▸ Stated exercise
Go through the entries below and copy each line containing the word "công".

____________________

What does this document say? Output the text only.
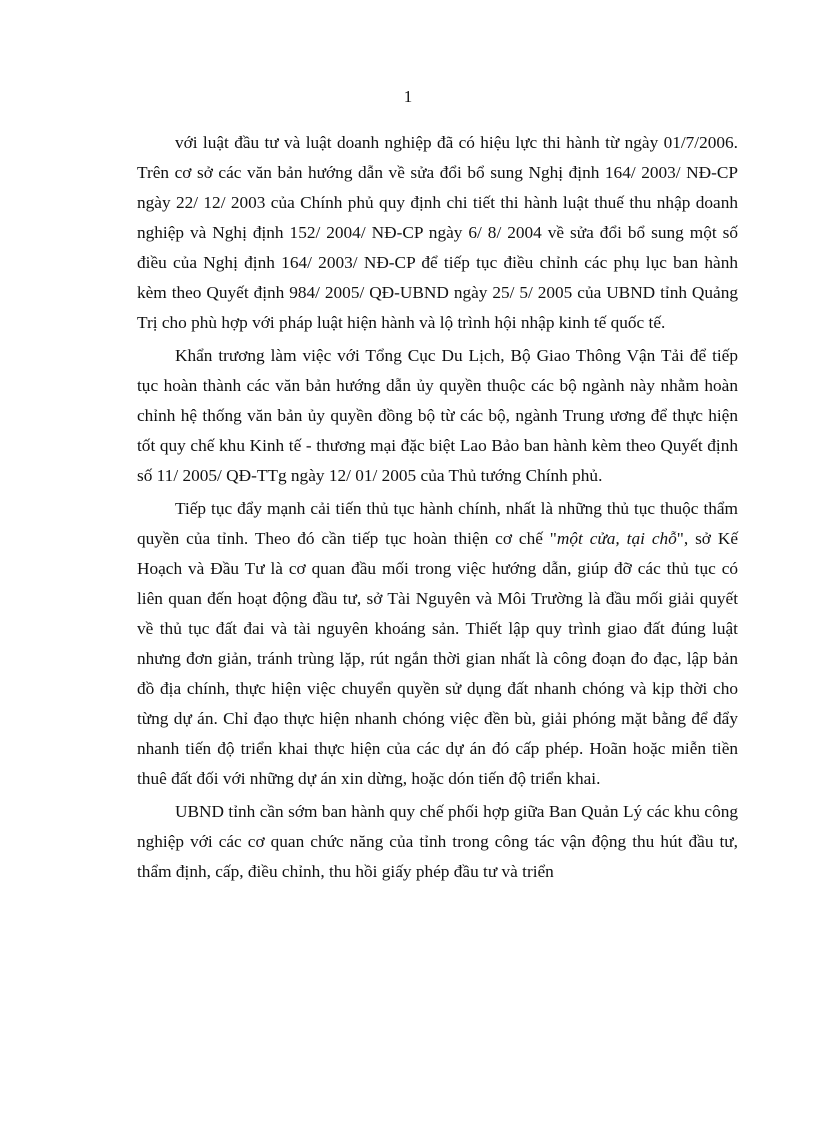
1

với luật đầu tư và luật doanh nghiệp đã có hiệu lực thi hành từ ngày 01/7/2006. Trên cơ sở các văn bản hướng dẫn về sửa đổi bổ sung Nghị định 164/ 2003/ NĐ-CP ngày 22/ 12/ 2003 của Chính phủ quy định chi tiết thi hành luật thuế thu nhập doanh nghiệp và Nghị định 152/ 2004/ NĐ-CP ngày 6/ 8/ 2004 về sửa đổi bổ sung một số điều của Nghị định 164/ 2003/ NĐ-CP để tiếp tục điều chỉnh các phụ lục ban hành kèm theo Quyết định 984/ 2005/ QĐ-UBND ngày 25/ 5/ 2005 của UBND tỉnh Quảng Trị cho phù hợp với pháp luật hiện hành và lộ trình hội nhập kinh tế quốc tế.

Khẩn trương làm việc với Tổng Cục Du Lịch, Bộ Giao Thông Vận Tải để tiếp tục hoàn thành các văn bản hướng dẫn ủy quyền thuộc các bộ ngành này nhằm hoàn chỉnh hệ thống văn bản ủy quyền đồng bộ từ các bộ, ngành Trung ương để thực hiện tốt quy chế khu Kinh tế - thương mại đặc biệt Lao Bảo ban hành kèm theo Quyết định số 11/ 2005/ QĐ-TTg ngày 12/ 01/ 2005 của Thủ tướng Chính phủ.

Tiếp tục đẩy mạnh cải tiến thủ tục hành chính, nhất là những thủ tục thuộc thẩm quyền của tỉnh. Theo đó cần tiếp tục hoàn thiện cơ chế "một cửa, tại chỗ", sở Kế Hoạch và Đầu Tư là cơ quan đầu mối trong việc hướng dẫn, giúp đỡ các thủ tục có liên quan đến hoạt động đầu tư, sở Tài Nguyên và Môi Trường là đầu mối giải quyết về thủ tục đất đai và tài nguyên khoáng sản. Thiết lập quy trình giao đất đúng luật nhưng đơn giản, tránh trùng lặp, rút ngắn thời gian nhất là công đoạn đo đạc, lập bản đồ địa chính, thực hiện việc chuyển quyền sử dụng đất nhanh chóng và kịp thời cho từng dự án. Chỉ đạo thực hiện nhanh chóng việc đền bù, giải phóng mặt bằng để đẩy nhanh tiến độ triển khai thực hiện của các dự án đó cấp phép. Hoãn hoặc miễn tiền thuê đất đối với những dự án xin dừng, hoặc dón tiến độ triển khai.

UBND tỉnh cần sớm ban hành quy chế phối hợp giữa Ban Quản Lý các khu công nghiệp với các cơ quan chức năng của tỉnh trong công tác vận động thu hút đầu tư, thẩm định, cấp, điều chỉnh, thu hồi giấy phép đầu tư và triển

____________________

▸ Answer to the exercise
Tiếp tục đẩy mạnh cải tiến thủ tục hành chính, nhất là những thủ tục thuộc thẩm quyền của tỉnh. Theo đó cần tiếp tục hoàn thiện cơ chế "một cửa, tại chỗ", sở Kế Hoạch và Đầu Tư là cơ quan đầu mối trong việc hướng dẫn, giúp đỡ các thủ tục có liên quan đến hoạt động đầu tư, sở Tài Nguyên và Môi Trường là đầu mối giải quyết về thủ tục đất đai và tài nguyên khoáng sản. Thiết lập quy trình giao đất đúng luật nhưng đơn giản, tránh trùng lặp, rút ngắn thời gian nhất là công đoạn đo đạc, lập bản đồ địa chính, thực hiện việc chuyển quyền sử dụng đất nhanh chóng và kịp thời cho từng dự án. Chỉ đạo thực hiện nhanh chóng việc đền bù, giải phóng mặt bằng để đẩy nhanh tiến độ triển khai thực hiện của các dự án đó cấp phép. Hoãn hoặc miễn tiền thuê đất đối với những dự án xin dừng, hoặc dón tiến độ triển khai.
UBND tỉnh cần sớm ban hành quy chế phối hợp giữa Ban Quản Lý các khu công nghiệp với các cơ quan chức năng của tỉnh trong công tác vận động thu hút đầu tư, thẩm định, cấp, điều chỉnh, thu hồi giấy phép đầu tư và triển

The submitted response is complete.